Task brief — Transcribe all of the data exactly. Omit the pictures.

Exercise material —
-- start --

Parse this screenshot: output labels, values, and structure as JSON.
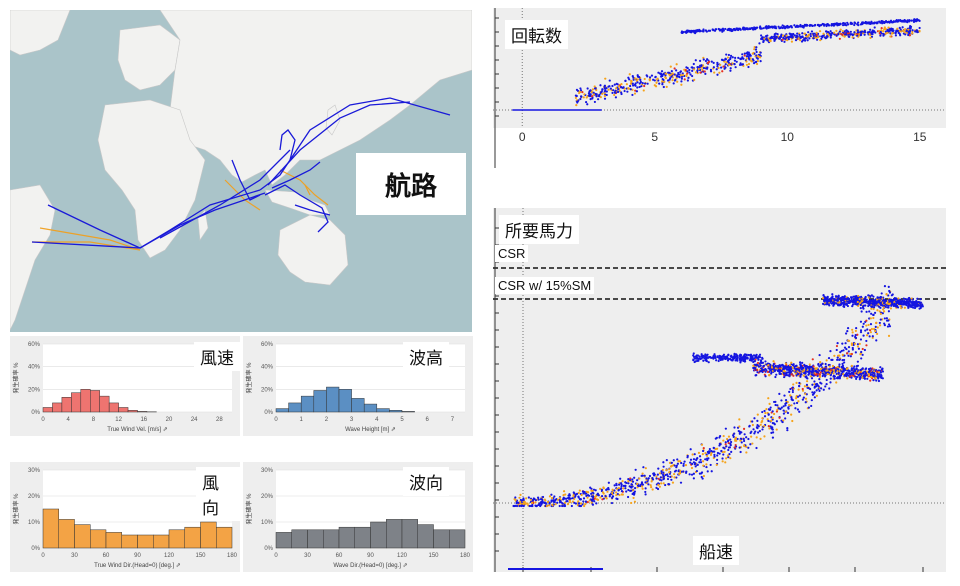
{
  "route_map": {
    "label": "航路"
  },
  "chart_data": [
    {
      "type": "histogram",
      "title": "風速",
      "xlabel": "True Wind Vel. [m/s] ⇗",
      "ylabel": "発生確率 %",
      "x_ticks": [
        "0",
        "4",
        "8",
        "12",
        "16",
        "20",
        "24",
        "28"
      ],
      "y_ticks": [
        "0%",
        "20%",
        "40%",
        "60%"
      ],
      "ylim": [
        0,
        60
      ],
      "xlim": [
        0,
        30
      ],
      "bin_width": 1.5,
      "bin_starts": [
        0,
        1.5,
        3,
        4.5,
        6,
        7.5,
        9,
        10.5,
        12,
        13.5,
        15,
        16.5
      ],
      "values": [
        4,
        8,
        13,
        17,
        20,
        19,
        14,
        8,
        4,
        1.5,
        0.5,
        0.2
      ],
      "color": "#ee7470"
    },
    {
      "type": "histogram",
      "title": "波高",
      "xlabel": "Wave Height [m] ⇗",
      "ylabel": "発生確率 %",
      "x_ticks": [
        "0",
        "1",
        "2",
        "3",
        "4",
        "5",
        "6",
        "7"
      ],
      "y_ticks": [
        "0%",
        "20%",
        "40%",
        "60%"
      ],
      "ylim": [
        0,
        60
      ],
      "xlim": [
        0,
        7.5
      ],
      "bin_width": 0.5,
      "bin_starts": [
        0,
        0.5,
        1,
        1.5,
        2,
        2.5,
        3,
        3.5,
        4,
        4.5,
        5
      ],
      "values": [
        3,
        8,
        14,
        19,
        22,
        20,
        12,
        7,
        3,
        1.5,
        0.5
      ],
      "color": "#5b8fc3"
    },
    {
      "type": "histogram",
      "title": "風向",
      "xlabel": "True Wind Dir.(Head=0) [deg.] ⇗",
      "ylabel": "発生確率 %",
      "x_ticks": [
        "0",
        "30",
        "60",
        "90",
        "120",
        "150",
        "180"
      ],
      "y_ticks": [
        "0%",
        "10%",
        "20%",
        "30%"
      ],
      "ylim": [
        0,
        30
      ],
      "xlim": [
        0,
        180
      ],
      "bin_width": 15,
      "bin_starts": [
        0,
        15,
        30,
        45,
        60,
        75,
        90,
        105,
        120,
        135,
        150,
        165
      ],
      "values": [
        15,
        11,
        9,
        7,
        6,
        5,
        5,
        5,
        7,
        8,
        10,
        8
      ],
      "color": "#f3a345"
    },
    {
      "type": "histogram",
      "title": "波向",
      "xlabel": "Wave Dir.(Head=0) [deg.] ⇗",
      "ylabel": "発生確率 %",
      "x_ticks": [
        "0",
        "30",
        "60",
        "90",
        "120",
        "150",
        "180"
      ],
      "y_ticks": [
        "0%",
        "10%",
        "20%",
        "30%"
      ],
      "ylim": [
        0,
        30
      ],
      "xlim": [
        0,
        180
      ],
      "bin_width": 15,
      "bin_starts": [
        0,
        15,
        30,
        45,
        60,
        75,
        90,
        105,
        120,
        135,
        150,
        165
      ],
      "values": [
        6,
        7,
        7,
        7,
        8,
        8,
        10,
        11,
        11,
        9,
        7,
        7
      ],
      "color": "#7e8288"
    },
    {
      "type": "scatter",
      "title": "回転数",
      "x_ticks": [
        "0",
        "5",
        "10",
        "15"
      ],
      "xlim": [
        -0.5,
        15.5
      ],
      "series": [
        {
          "color": "#1515e0"
        },
        {
          "color": "#f5a31a"
        },
        {
          "color": "#e63020"
        }
      ]
    },
    {
      "type": "scatter",
      "title": "所要馬力",
      "xlabel": "船速",
      "reference_lines": [
        "CSR",
        "CSR w/ 15%SM"
      ],
      "series": [
        {
          "color": "#1515e0"
        },
        {
          "color": "#f5a31a"
        },
        {
          "color": "#e63020"
        }
      ]
    }
  ]
}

-- end --

Written answer —
Parse this screenshot: output labels, values, and structure as JSON.
{
  "route_map": {
    "label": "航路"
  },
  "chart_data": [
    {
      "type": "histogram",
      "title": "風速",
      "xlabel": "True Wind Vel. [m/s] ⇗",
      "ylabel": "発生確率 %",
      "x_ticks": [
        "0",
        "4",
        "8",
        "12",
        "16",
        "20",
        "24",
        "28"
      ],
      "y_ticks": [
        "0%",
        "20%",
        "40%",
        "60%"
      ],
      "ylim": [
        0,
        60
      ],
      "xlim": [
        0,
        30
      ],
      "bin_width": 1.5,
      "bin_starts": [
        0,
        1.5,
        3,
        4.5,
        6,
        7.5,
        9,
        10.5,
        12,
        13.5,
        15,
        16.5
      ],
      "values": [
        4,
        8,
        13,
        17,
        20,
        19,
        14,
        8,
        4,
        1.5,
        0.5,
        0.2
      ],
      "color": "#ee7470"
    },
    {
      "type": "histogram",
      "title": "波高",
      "xlabel": "Wave Height [m] ⇗",
      "ylabel": "発生確率 %",
      "x_ticks": [
        "0",
        "1",
        "2",
        "3",
        "4",
        "5",
        "6",
        "7"
      ],
      "y_ticks": [
        "0%",
        "20%",
        "40%",
        "60%"
      ],
      "ylim": [
        0,
        60
      ],
      "xlim": [
        0,
        7.5
      ],
      "bin_width": 0.5,
      "bin_starts": [
        0,
        0.5,
        1,
        1.5,
        2,
        2.5,
        3,
        3.5,
        4,
        4.5,
        5
      ],
      "values": [
        3,
        8,
        14,
        19,
        22,
        20,
        12,
        7,
        3,
        1.5,
        0.5
      ],
      "color": "#5b8fc3"
    },
    {
      "type": "histogram",
      "title": "風向",
      "xlabel": "True Wind Dir.(Head=0) [deg.] ⇗",
      "ylabel": "発生確率 %",
      "x_ticks": [
        "0",
        "30",
        "60",
        "90",
        "120",
        "150",
        "180"
      ],
      "y_ticks": [
        "0%",
        "10%",
        "20%",
        "30%"
      ],
      "ylim": [
        0,
        30
      ],
      "xlim": [
        0,
        180
      ],
      "bin_width": 15,
      "bin_starts": [
        0,
        15,
        30,
        45,
        60,
        75,
        90,
        105,
        120,
        135,
        150,
        165
      ],
      "values": [
        15,
        11,
        9,
        7,
        6,
        5,
        5,
        5,
        7,
        8,
        10,
        8
      ],
      "color": "#f3a345"
    },
    {
      "type": "histogram",
      "title": "波向",
      "xlabel": "Wave Dir.(Head=0) [deg.] ⇗",
      "ylabel": "発生確率 %",
      "x_ticks": [
        "0",
        "30",
        "60",
        "90",
        "120",
        "150",
        "180"
      ],
      "y_ticks": [
        "0%",
        "10%",
        "20%",
        "30%"
      ],
      "ylim": [
        0,
        30
      ],
      "xlim": [
        0,
        180
      ],
      "bin_width": 15,
      "bin_starts": [
        0,
        15,
        30,
        45,
        60,
        75,
        90,
        105,
        120,
        135,
        150,
        165
      ],
      "values": [
        6,
        7,
        7,
        7,
        8,
        8,
        10,
        11,
        11,
        9,
        7,
        7
      ],
      "color": "#7e8288"
    },
    {
      "type": "scatter",
      "title": "回転数",
      "x_ticks": [
        "0",
        "5",
        "10",
        "15"
      ],
      "xlim": [
        -0.5,
        15.5
      ],
      "series": [
        {
          "color": "#1515e0"
        },
        {
          "color": "#f5a31a"
        },
        {
          "color": "#e63020"
        }
      ]
    },
    {
      "type": "scatter",
      "title": "所要馬力",
      "xlabel": "船速",
      "reference_lines": [
        "CSR",
        "CSR w/ 15%SM"
      ],
      "series": [
        {
          "color": "#1515e0"
        },
        {
          "color": "#f5a31a"
        },
        {
          "color": "#e63020"
        }
      ]
    }
  ]
}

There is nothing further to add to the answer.